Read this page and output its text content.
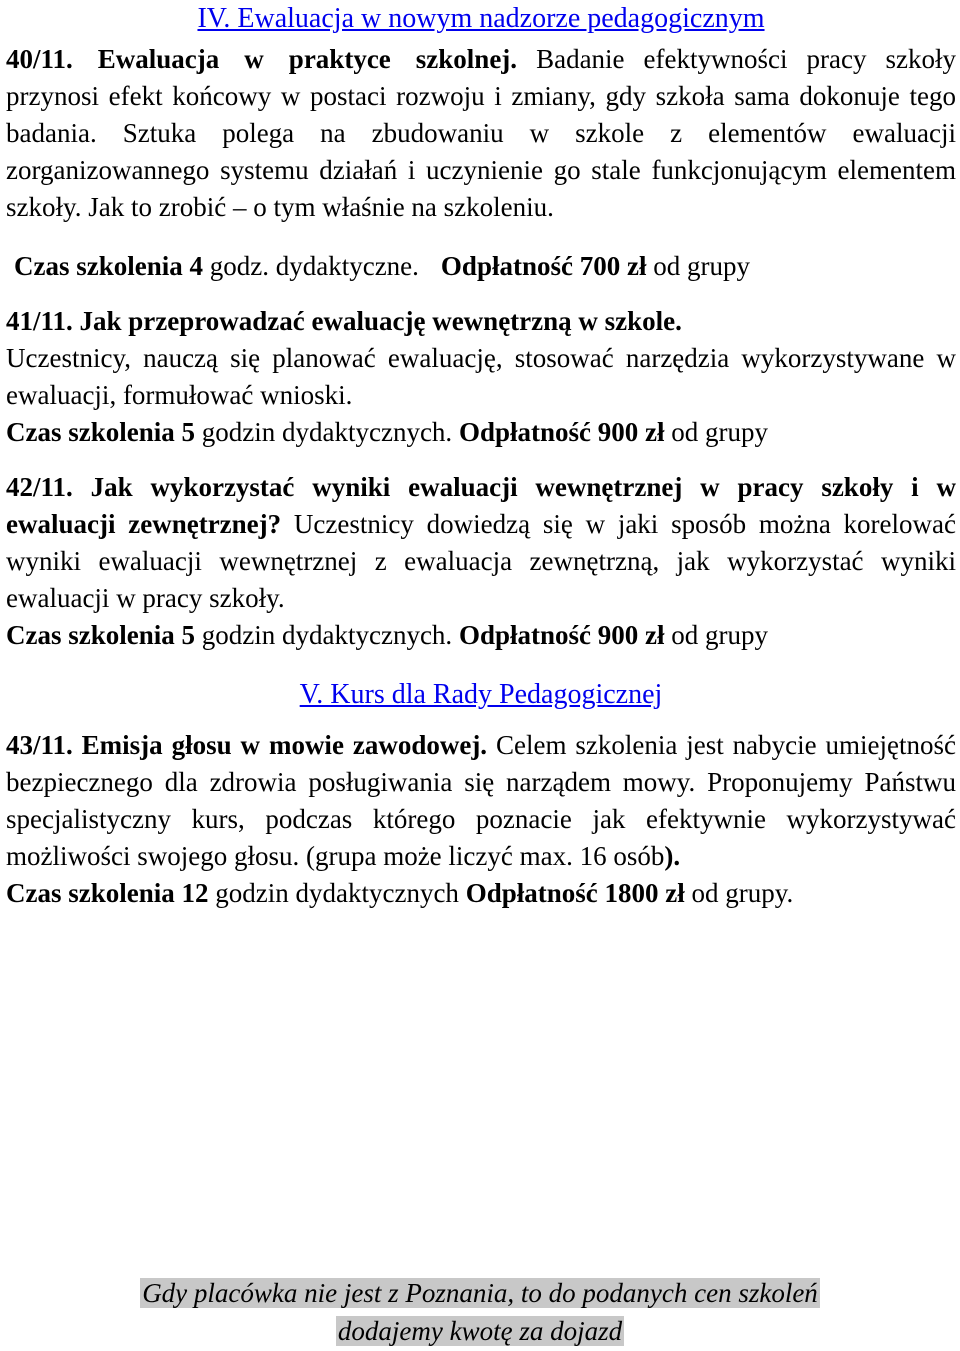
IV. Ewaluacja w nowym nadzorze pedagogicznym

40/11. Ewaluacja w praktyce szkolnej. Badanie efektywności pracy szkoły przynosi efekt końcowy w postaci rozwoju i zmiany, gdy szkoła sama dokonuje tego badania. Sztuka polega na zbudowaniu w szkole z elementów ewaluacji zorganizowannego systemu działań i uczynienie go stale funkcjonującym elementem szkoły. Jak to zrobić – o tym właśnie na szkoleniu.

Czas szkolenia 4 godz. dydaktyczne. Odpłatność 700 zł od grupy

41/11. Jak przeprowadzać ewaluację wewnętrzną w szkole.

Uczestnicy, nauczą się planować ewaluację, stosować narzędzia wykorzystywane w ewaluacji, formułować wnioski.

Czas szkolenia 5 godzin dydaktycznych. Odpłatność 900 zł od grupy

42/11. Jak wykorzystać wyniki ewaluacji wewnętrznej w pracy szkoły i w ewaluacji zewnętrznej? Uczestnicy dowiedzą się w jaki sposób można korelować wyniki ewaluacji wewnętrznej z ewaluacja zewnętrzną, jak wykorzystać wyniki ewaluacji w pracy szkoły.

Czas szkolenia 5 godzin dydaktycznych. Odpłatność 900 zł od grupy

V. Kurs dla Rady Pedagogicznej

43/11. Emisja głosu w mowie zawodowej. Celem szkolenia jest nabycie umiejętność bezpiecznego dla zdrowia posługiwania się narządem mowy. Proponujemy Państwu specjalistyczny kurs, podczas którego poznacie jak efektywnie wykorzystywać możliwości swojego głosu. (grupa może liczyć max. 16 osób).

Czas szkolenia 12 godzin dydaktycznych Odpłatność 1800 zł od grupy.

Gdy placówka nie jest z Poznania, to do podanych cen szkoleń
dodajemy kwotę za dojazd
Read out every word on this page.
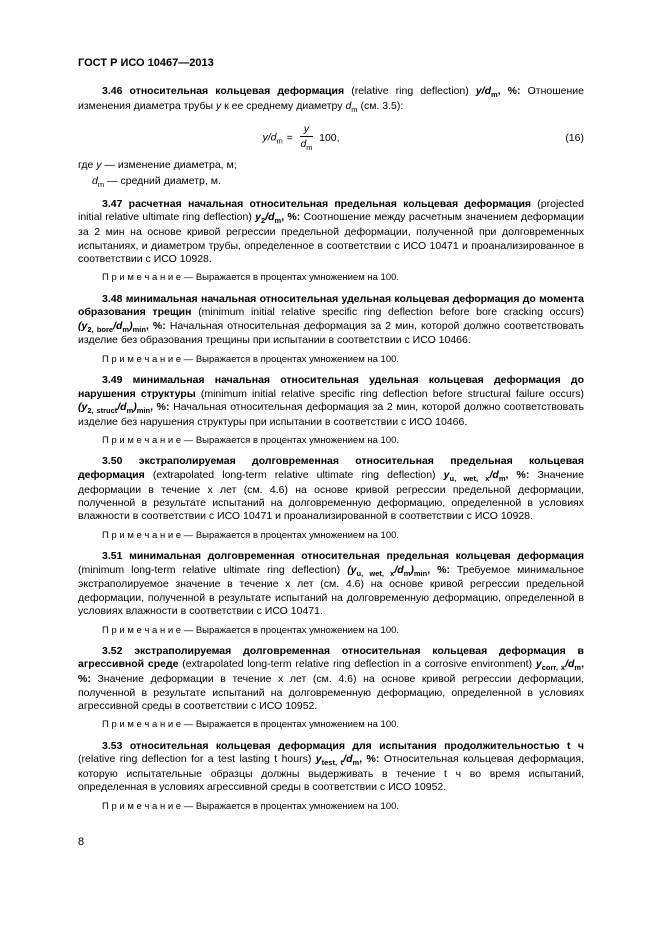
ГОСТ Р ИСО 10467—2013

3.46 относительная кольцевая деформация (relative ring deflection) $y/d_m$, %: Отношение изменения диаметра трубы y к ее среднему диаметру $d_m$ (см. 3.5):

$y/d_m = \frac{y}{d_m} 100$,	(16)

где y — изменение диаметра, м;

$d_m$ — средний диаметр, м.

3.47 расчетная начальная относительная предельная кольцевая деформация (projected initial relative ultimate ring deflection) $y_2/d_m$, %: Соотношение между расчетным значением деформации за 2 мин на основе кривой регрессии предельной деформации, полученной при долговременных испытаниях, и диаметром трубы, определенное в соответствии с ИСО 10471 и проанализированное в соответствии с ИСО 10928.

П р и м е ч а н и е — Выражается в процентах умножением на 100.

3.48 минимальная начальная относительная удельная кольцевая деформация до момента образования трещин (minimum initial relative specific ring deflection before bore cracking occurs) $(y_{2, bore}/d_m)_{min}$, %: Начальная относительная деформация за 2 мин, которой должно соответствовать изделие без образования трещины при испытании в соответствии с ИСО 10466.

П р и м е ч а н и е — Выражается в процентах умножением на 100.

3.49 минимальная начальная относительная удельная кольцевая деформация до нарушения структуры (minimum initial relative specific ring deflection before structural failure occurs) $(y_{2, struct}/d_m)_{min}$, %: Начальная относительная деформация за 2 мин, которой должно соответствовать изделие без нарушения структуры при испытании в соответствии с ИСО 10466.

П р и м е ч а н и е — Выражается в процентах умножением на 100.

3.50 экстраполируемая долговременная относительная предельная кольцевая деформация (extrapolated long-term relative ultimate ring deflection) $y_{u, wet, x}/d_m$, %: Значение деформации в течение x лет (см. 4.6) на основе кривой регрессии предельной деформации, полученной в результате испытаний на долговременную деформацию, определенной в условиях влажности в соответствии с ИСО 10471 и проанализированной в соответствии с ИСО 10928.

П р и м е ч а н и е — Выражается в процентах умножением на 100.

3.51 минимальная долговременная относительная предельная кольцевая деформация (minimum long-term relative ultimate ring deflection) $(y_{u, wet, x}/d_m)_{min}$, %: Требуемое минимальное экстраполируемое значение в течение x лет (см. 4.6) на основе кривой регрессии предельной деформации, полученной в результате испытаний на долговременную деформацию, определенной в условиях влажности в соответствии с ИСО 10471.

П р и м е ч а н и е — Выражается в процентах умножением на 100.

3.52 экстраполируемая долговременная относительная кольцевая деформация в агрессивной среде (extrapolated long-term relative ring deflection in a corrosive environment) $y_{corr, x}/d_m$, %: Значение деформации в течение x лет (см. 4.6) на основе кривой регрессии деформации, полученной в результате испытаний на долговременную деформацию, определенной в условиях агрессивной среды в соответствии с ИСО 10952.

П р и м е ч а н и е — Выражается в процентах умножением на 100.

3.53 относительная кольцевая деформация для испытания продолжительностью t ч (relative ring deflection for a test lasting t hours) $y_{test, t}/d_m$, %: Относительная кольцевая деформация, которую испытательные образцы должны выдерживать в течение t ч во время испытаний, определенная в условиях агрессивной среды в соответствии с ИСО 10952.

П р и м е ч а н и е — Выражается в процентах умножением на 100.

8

..............................

## [What this task involves]
Without the pictures, write out every entry precisely as it appears.

## [Solution for this exercise]
Read this page and output its text content.
IV. Ewaluacja w nowym nadzorze pedagogicznym

40/11. Ewaluacja w praktyce szkolnej. Badanie efektywności pracy szkoły przynosi efekt końcowy w postaci rozwoju i zmiany, gdy szkoła sama dokonuje tego badania. Sztuka polega na zbudowaniu w szkole z elementów ewaluacji zorganizowannego systemu działań i uczynienie go stale funkcjonującym elementem szkoły. Jak to zrobić – o tym właśnie na szkoleniu.

Czas szkolenia 4 godz. dydaktyczne. Odpłatność 700 zł od grupy

41/11. Jak przeprowadzać ewaluację wewnętrzną w szkole.

Uczestnicy, nauczą się planować ewaluację, stosować narzędzia wykorzystywane w ewaluacji, formułować wnioski.

Czas szkolenia 5 godzin dydaktycznych. Odpłatność 900 zł od grupy

42/11. Jak wykorzystać wyniki ewaluacji wewnętrznej w pracy szkoły i w ewaluacji zewnętrznej? Uczestnicy dowiedzą się w jaki sposób można korelować wyniki ewaluacji wewnętrznej z ewaluacja zewnętrzną, jak wykorzystać wyniki ewaluacji w pracy szkoły.

Czas szkolenia 5 godzin dydaktycznych. Odpłatność 900 zł od grupy

V. Kurs dla Rady Pedagogicznej

43/11. Emisja głosu w mowie zawodowej. Celem szkolenia jest nabycie umiejętność bezpiecznego dla zdrowia posługiwania się narządem mowy. Proponujemy Państwu specjalistyczny kurs, podczas którego poznacie jak efektywnie wykorzystywać możliwości swojego głosu. (grupa może liczyć max. 16 osób).

Czas szkolenia 12 godzin dydaktycznych Odpłatność 1800 zł od grupy.

Gdy placówka nie jest z Poznania, to do podanych cen szkoleń
dodajemy kwotę za dojazd
Read out every word on this page.
ГОСТ Р ИСО 10467—2013

3.46 относительная кольцевая деформация (relative ring deflection) $y/d_m$, %: Отношение изменения диаметра трубы y к ее среднему диаметру $d_m$ (см. 3.5):

$y/d_m = \frac{y}{d_m} 100$,	(16)

где y — изменение диаметра, м;

$d_m$ — средний диаметр, м.

3.47 расчетная начальная относительная предельная кольцевая деформация (projected initial relative ultimate ring deflection) $y_2/d_m$, %: Соотношение между расчетным значением деформации за 2 мин на основе кривой регрессии предельной деформации, полученной при долговременных испытаниях, и диаметром трубы, определенное в соответствии с ИСО 10471 и проанализированное в соответствии с ИСО 10928.

П р и м е ч а н и е — Выражается в процентах умножением на 100.

3.48 минимальная начальная относительная удельная кольцевая деформация до момента образования трещин (minimum initial relative specific ring deflection before bore cracking occurs) $(y_{2, bore}/d_m)_{min}$, %: Начальная относительная деформация за 2 мин, которой должно соответствовать изделие без образования трещины при испытании в соответствии с ИСО 10466.

П р и м е ч а н и е — Выражается в процентах умножением на 100.

3.49 минимальная начальная относительная удельная кольцевая деформация до нарушения структуры (minimum initial relative specific ring deflection before structural failure occurs) $(y_{2, struct}/d_m)_{min}$, %: Начальная относительная деформация за 2 мин, которой должно соответствовать изделие без нарушения структуры при испытании в соответствии с ИСО 10466.

П р и м е ч а н и е — Выражается в процентах умножением на 100.

3.50 экстраполируемая долговременная относительная предельная кольцевая деформация (extrapolated long-term relative ultimate ring deflection) $y_{u, wet, x}/d_m$, %: Значение деформации в течение x лет (см. 4.6) на основе кривой регрессии предельной деформации, полученной в результате испытаний на долговременную деформацию, определенной в условиях влажности в соответствии с ИСО 10471 и проанализированной в соответствии с ИСО 10928.

П р и м е ч а н и е — Выражается в процентах умножением на 100.

3.51 минимальная долговременная относительная предельная кольцевая деформация (minimum long-term relative ultimate ring deflection) $(y_{u, wet, x}/d_m)_{min}$, %: Требуемое минимальное экстраполируемое значение в течение x лет (см. 4.6) на основе кривой регрессии предельной деформации, полученной в результате испытаний на долговременную деформацию, определенной в условиях влажности в соответствии с ИСО 10471.

П р и м е ч а н и е — Выражается в процентах умножением на 100.

3.52 экстраполируемая долговременная относительная кольцевая деформация в агрессивной среде (extrapolated long-term relative ring deflection in a corrosive environment) $y_{corr, x}/d_m$, %: Значение деформации в течение x лет (см. 4.6) на основе кривой регрессии деформации, полученной в результате испытаний на долговременную деформацию, определенной в условиях агрессивной среды в соответствии с ИСО 10952.

П р и м е ч а н и е — Выражается в процентах умножением на 100.

3.53 относительная кольцевая деформация для испытания продолжительностью t ч (relative ring deflection for a test lasting t hours) $y_{test, t}/d_m$, %: Относительная кольцевая деформация, которую испытательные образцы должны выдерживать в течение t ч во время испытаний, определенная в условиях агрессивной среды в соответствии с ИСО 10952.

П р и м е ч а н и е — Выражается в процентах умножением на 100.

8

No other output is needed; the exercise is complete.